++++ LISTED RECORDS ++++

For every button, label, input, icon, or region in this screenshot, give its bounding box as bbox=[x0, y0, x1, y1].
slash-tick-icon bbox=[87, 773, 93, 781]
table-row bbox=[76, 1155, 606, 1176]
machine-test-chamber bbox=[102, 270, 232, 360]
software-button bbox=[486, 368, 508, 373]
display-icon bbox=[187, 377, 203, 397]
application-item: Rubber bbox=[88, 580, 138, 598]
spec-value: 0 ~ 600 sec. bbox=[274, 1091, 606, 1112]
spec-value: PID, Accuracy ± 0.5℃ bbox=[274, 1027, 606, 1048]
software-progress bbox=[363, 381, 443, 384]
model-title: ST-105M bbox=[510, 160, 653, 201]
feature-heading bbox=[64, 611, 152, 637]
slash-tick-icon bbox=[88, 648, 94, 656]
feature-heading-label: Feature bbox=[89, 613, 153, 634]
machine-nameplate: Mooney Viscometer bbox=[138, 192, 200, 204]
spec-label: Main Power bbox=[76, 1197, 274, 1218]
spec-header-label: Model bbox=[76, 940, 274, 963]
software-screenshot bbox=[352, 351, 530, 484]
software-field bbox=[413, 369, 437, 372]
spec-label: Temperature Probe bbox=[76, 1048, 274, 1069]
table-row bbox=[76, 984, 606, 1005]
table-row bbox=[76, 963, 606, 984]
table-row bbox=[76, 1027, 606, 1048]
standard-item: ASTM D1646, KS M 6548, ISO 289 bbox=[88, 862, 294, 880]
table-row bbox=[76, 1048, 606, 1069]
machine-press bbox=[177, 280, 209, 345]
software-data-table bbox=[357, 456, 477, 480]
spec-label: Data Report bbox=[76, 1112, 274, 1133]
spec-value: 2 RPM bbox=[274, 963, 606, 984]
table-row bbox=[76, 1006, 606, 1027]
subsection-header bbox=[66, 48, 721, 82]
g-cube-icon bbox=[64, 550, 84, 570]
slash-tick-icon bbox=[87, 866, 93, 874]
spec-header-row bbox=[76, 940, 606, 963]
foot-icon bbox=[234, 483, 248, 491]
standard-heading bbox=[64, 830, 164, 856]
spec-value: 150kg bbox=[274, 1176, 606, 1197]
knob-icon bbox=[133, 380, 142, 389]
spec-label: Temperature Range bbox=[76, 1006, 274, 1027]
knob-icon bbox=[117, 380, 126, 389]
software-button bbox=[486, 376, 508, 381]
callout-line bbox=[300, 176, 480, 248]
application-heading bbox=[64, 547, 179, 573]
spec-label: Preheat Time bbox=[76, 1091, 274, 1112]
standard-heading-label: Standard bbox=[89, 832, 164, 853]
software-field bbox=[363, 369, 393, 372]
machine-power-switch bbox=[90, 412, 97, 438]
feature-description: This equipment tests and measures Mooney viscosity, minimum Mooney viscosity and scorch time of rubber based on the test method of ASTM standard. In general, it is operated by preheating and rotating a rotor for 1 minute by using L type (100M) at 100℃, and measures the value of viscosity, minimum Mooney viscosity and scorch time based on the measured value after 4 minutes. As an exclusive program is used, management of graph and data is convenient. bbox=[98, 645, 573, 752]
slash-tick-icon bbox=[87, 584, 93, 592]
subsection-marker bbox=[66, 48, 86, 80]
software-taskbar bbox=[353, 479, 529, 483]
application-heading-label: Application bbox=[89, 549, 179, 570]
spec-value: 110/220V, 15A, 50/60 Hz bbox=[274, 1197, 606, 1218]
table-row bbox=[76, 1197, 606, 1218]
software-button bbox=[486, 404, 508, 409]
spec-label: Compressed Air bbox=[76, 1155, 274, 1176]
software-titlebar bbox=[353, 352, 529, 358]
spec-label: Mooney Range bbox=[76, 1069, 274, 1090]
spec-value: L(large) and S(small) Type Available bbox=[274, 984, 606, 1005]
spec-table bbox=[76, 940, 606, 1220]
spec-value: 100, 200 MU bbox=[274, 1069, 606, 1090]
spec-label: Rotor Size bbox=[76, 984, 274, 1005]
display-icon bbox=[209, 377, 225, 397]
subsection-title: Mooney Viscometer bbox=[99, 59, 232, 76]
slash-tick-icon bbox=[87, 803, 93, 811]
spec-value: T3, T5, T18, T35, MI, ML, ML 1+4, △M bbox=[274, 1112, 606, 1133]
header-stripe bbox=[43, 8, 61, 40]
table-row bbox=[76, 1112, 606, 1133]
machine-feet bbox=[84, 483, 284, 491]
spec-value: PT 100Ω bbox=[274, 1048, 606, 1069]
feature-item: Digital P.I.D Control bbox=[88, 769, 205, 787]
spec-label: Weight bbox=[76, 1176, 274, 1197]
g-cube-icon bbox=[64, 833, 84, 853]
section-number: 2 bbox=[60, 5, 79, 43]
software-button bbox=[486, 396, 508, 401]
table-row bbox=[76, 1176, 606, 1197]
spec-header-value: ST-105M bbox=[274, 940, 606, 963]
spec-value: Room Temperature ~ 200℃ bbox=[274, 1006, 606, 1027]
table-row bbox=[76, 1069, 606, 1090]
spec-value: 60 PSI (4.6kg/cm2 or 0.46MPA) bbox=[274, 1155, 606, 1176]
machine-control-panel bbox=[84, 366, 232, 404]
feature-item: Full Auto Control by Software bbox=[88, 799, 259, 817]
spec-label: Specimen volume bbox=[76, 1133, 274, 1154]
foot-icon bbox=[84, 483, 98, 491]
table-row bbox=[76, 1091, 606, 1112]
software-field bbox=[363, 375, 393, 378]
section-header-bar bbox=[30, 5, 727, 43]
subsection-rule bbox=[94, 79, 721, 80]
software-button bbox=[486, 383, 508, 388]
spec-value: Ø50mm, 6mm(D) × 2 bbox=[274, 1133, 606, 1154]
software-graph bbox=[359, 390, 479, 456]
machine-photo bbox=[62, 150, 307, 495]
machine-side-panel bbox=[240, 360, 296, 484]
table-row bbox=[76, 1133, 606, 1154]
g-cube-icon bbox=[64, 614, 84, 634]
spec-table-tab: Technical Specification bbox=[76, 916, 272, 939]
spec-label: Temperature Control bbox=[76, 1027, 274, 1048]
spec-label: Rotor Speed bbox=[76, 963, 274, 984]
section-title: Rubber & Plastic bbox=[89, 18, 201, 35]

++++

REQUEST:
Rewrite the stretch from the start of the records through the line containing "spec-label: Temperature Probe", substituting "check-icon" for "slash-tick-icon" and leaving everything else unchanged.

WORKED SOLUTION:
For every button, label, input, icon, or region in this screenshot, give its bounding box as bbox=[x0, y0, x1, y1].
check-icon bbox=[87, 773, 93, 781]
table-row bbox=[76, 1155, 606, 1176]
machine-test-chamber bbox=[102, 270, 232, 360]
software-button bbox=[486, 368, 508, 373]
display-icon bbox=[187, 377, 203, 397]
application-item: Rubber bbox=[88, 580, 138, 598]
spec-value: 0 ~ 600 sec. bbox=[274, 1091, 606, 1112]
spec-value: PID, Accuracy ± 0.5℃ bbox=[274, 1027, 606, 1048]
software-progress bbox=[363, 381, 443, 384]
model-title: ST-105M bbox=[510, 160, 653, 201]
feature-heading bbox=[64, 611, 152, 637]
check-icon bbox=[88, 648, 94, 656]
feature-heading-label: Feature bbox=[89, 613, 153, 634]
machine-nameplate: Mooney Viscometer bbox=[138, 192, 200, 204]
spec-label: Main Power bbox=[76, 1197, 274, 1218]
spec-header-label: Model bbox=[76, 940, 274, 963]
software-screenshot bbox=[352, 351, 530, 484]
software-field bbox=[413, 369, 437, 372]
spec-label: Temperature Probe bbox=[76, 1048, 274, 1069]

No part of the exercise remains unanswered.